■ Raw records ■
________________________________________
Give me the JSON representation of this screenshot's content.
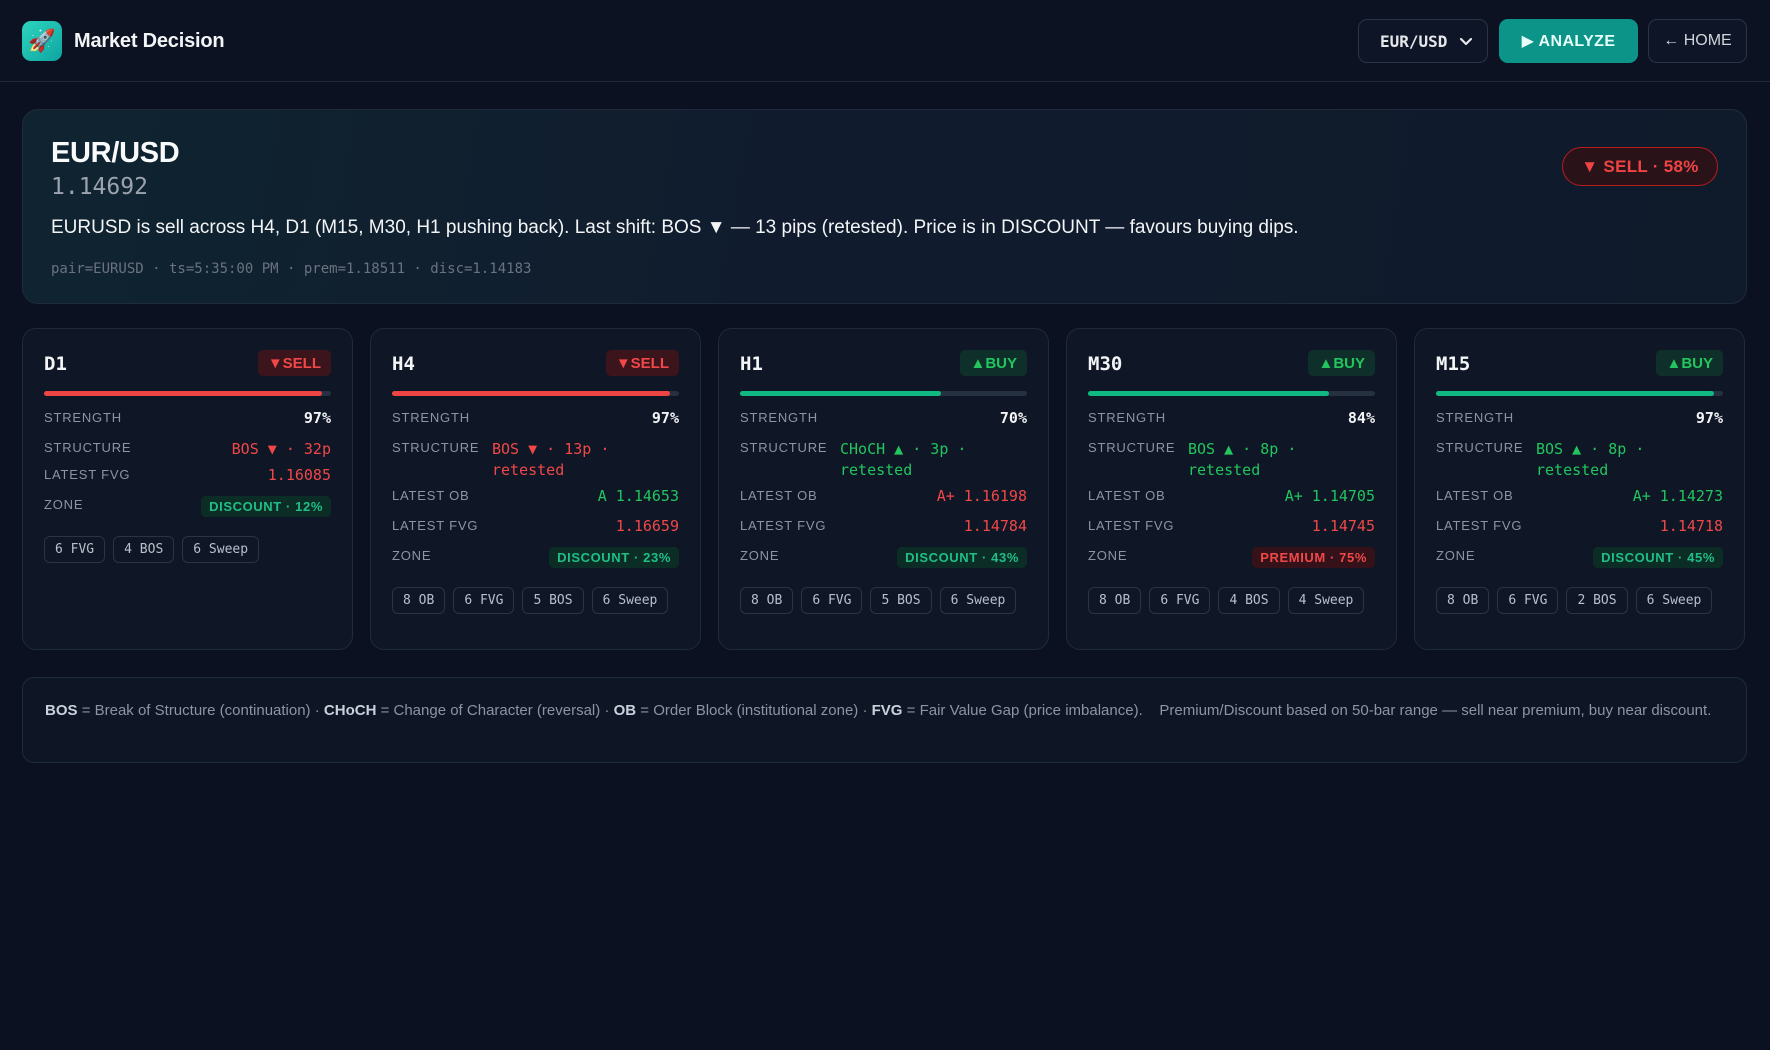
{
  "header": {
    "app_name": "Market Decision",
    "logo_icon": "rocket-icon",
    "pair_select": {
      "value": "EUR/USD"
    },
    "analyze_label": "▶ ANALYZE",
    "home_label": "← HOME"
  },
  "summary": {
    "title": "EUR/USD",
    "price": "1.14692",
    "signal": "▼ SELL · 58%",
    "description": "EURUSD is sell across H4, D1 (M15, M30, H1 pushing back). Last shift: BOS ▼ — 13 pips (retested). Price is in DISCOUNT — favours buying dips.",
    "meta": "pair=EURUSD · ts=5:35:00 PM · prem=1.18511 · disc=1.14183"
  },
  "colors": {
    "sell": "#ef4444",
    "buy": "#10b981",
    "accent": "#0d9488"
  },
  "timeframes": [
    {
      "name": "D1",
      "direction": "sell",
      "badge": "▼SELL",
      "strength_value": 0.97,
      "strength_label": "STRENGTH",
      "strength": "97%",
      "structure_label": "STRUCTURE",
      "structure": "BOS ▼ · 32p",
      "fvg_label": "LATEST FVG",
      "fvg": "1.16085",
      "zone_label": "ZONE",
      "zone": "DISCOUNT · 12%",
      "chips": [
        "6 FVG",
        "4 BOS",
        "6 Sweep"
      ]
    },
    {
      "name": "H4",
      "direction": "sell",
      "badge": "▼SELL",
      "strength_value": 0.97,
      "strength_label": "STRENGTH",
      "strength": "97%",
      "structure_label": "STRUCTURE",
      "structure": "BOS ▼ · 13p · retested",
      "ob_label": "LATEST OB",
      "ob": "A 1.14653",
      "ob_color": "green",
      "fvg_label": "LATEST FVG",
      "fvg": "1.16659",
      "zone_label": "ZONE",
      "zone": "DISCOUNT · 23%",
      "chips": [
        "8 OB",
        "6 FVG",
        "5 BOS",
        "6 Sweep"
      ]
    },
    {
      "name": "H1",
      "direction": "buy",
      "badge": "▲BUY",
      "strength_value": 0.7,
      "strength_label": "STRENGTH",
      "strength": "70%",
      "structure_label": "STRUCTURE",
      "structure": "CHoCH ▲ · 3p · retested",
      "ob_label": "LATEST OB",
      "ob": "A+ 1.16198",
      "ob_color": "red",
      "fvg_label": "LATEST FVG",
      "fvg": "1.14784",
      "zone_label": "ZONE",
      "zone": "DISCOUNT · 43%",
      "chips": [
        "8 OB",
        "6 FVG",
        "5 BOS",
        "6 Sweep"
      ]
    },
    {
      "name": "M30",
      "direction": "buy",
      "badge": "▲BUY",
      "strength_value": 0.84,
      "strength_label": "STRENGTH",
      "strength": "84%",
      "structure_label": "STRUCTURE",
      "structure": "BOS ▲ · 8p · retested",
      "ob_label": "LATEST OB",
      "ob": "A+ 1.14705",
      "ob_color": "green",
      "fvg_label": "LATEST FVG",
      "fvg": "1.14745",
      "zone_label": "ZONE",
      "zone": "PREMIUM · 75%",
      "chips": [
        "8 OB",
        "6 FVG",
        "4 BOS",
        "4 Sweep"
      ]
    },
    {
      "name": "M15",
      "direction": "buy",
      "badge": "▲BUY",
      "strength_value": 0.97,
      "strength_label": "STRENGTH",
      "strength": "97%",
      "structure_label": "STRUCTURE",
      "structure": "BOS ▲ · 8p · retested",
      "ob_label": "LATEST OB",
      "ob": "A+ 1.14273",
      "ob_color": "green",
      "fvg_label": "LATEST FVG",
      "fvg": "1.14718",
      "zone_label": "ZONE",
      "zone": "DISCOUNT · 45%",
      "chips": [
        "8 OB",
        "6 FVG",
        "2 BOS",
        "6 Sweep"
      ]
    }
  ],
  "legend": {
    "bos_term": "BOS",
    "bos_def": "= Break of Structure (continuation)",
    "choch_term": "CHoCH",
    "choch_def": "= Change of Character (reversal)",
    "ob_term": "OB",
    "ob_def": "= Order Block (institutional zone)",
    "fvg_term": "FVG",
    "fvg_def": "= Fair Value Gap (price imbalance).",
    "note": "Premium/Discount based on 50-bar range — sell near premium, buy near discount."
  }
}
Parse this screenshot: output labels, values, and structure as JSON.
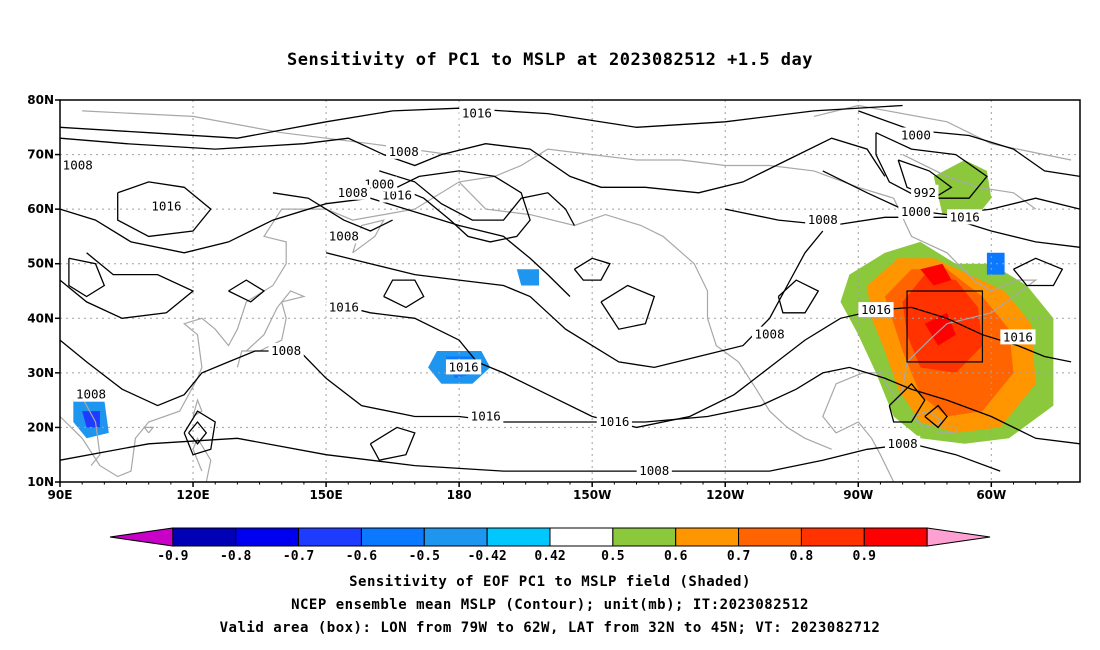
{
  "title": "Sensitivity of PC1 to MSLP at 2023082512 +1.5 day",
  "map": {
    "lon_labels": [
      "90E",
      "120E",
      "150E",
      "180",
      "150W",
      "120W",
      "90W",
      "60W"
    ],
    "lat_labels": [
      "80N",
      "70N",
      "60N",
      "50N",
      "40N",
      "30N",
      "20N",
      "10N"
    ],
    "contour_labels": [
      {
        "text": "1016",
        "lon": 184,
        "lat": 77.5
      },
      {
        "text": "1008",
        "lon": 167.5,
        "lat": 70.5
      },
      {
        "text": "1016",
        "lon": 166,
        "lat": 62.5
      },
      {
        "text": "1000",
        "lon": 162,
        "lat": 64.5
      },
      {
        "text": "1008",
        "lon": 94,
        "lat": 68
      },
      {
        "text": "1016",
        "lon": 114,
        "lat": 60.5
      },
      {
        "text": "1008",
        "lon": 156,
        "lat": 63
      },
      {
        "text": "1008",
        "lon": 154,
        "lat": 55
      },
      {
        "text": "1016",
        "lon": 154,
        "lat": 42
      },
      {
        "text": "1008",
        "lon": 141,
        "lat": 34
      },
      {
        "text": "1016",
        "lon": 181,
        "lat": 31
      },
      {
        "text": "1016",
        "lon": 186,
        "lat": 22
      },
      {
        "text": "1016",
        "lon": 215,
        "lat": 21
      },
      {
        "text": "1008",
        "lon": 97,
        "lat": 26
      },
      {
        "text": "1008",
        "lon": 224,
        "lat": 12
      },
      {
        "text": "1000",
        "lon": 283,
        "lat": 73.5
      },
      {
        "text": "992",
        "lon": 285,
        "lat": 63
      },
      {
        "text": "1000",
        "lon": 283,
        "lat": 59.5
      },
      {
        "text": "1008",
        "lon": 262,
        "lat": 58
      },
      {
        "text": "1016",
        "lon": 294,
        "lat": 58.5
      },
      {
        "text": "1016",
        "lon": 274,
        "lat": 41.5
      },
      {
        "text": "1008",
        "lon": 250,
        "lat": 37
      },
      {
        "text": "1016",
        "lon": 306,
        "lat": 36.5
      },
      {
        "text": "1008",
        "lon": 280,
        "lat": 17
      }
    ]
  },
  "sensitive_area_box": {
    "lon_west": 281,
    "lon_east": 298,
    "lat_south": 32,
    "lat_north": 45
  },
  "colorbar": {
    "levels": [
      "-0.9",
      "-0.8",
      "-0.7",
      "-0.6",
      "-0.5",
      "-0.42",
      "0.42",
      "0.5",
      "0.6",
      "0.7",
      "0.8",
      "0.9"
    ],
    "colors": [
      "#c800c8",
      "#0000b4",
      "#0000f0",
      "#1e3cff",
      "#0a78ff",
      "#1e96f0",
      "#00c8ff",
      "#ffffff",
      "#8cc83c",
      "#ff9600",
      "#ff6400",
      "#ff3200",
      "#ff0000",
      "#ffa0d2"
    ]
  },
  "captions": [
    "Sensitivity of EOF PC1 to MSLP field (Shaded)",
    "NCEP ensemble mean MSLP (Contour); unit(mb); IT:2023082512",
    "Valid area (box): LON from 79W to 62W, LAT from 32N to 45N; VT: 2023082712"
  ]
}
________________________________________
■ Exercise directions ■
Check each line of the records above for "this", and copy those that have it.

■ Result below ■
Give me the JSON representation of this screenshot's content.
Parse this screenshot: output labels, values, and structure as JSON.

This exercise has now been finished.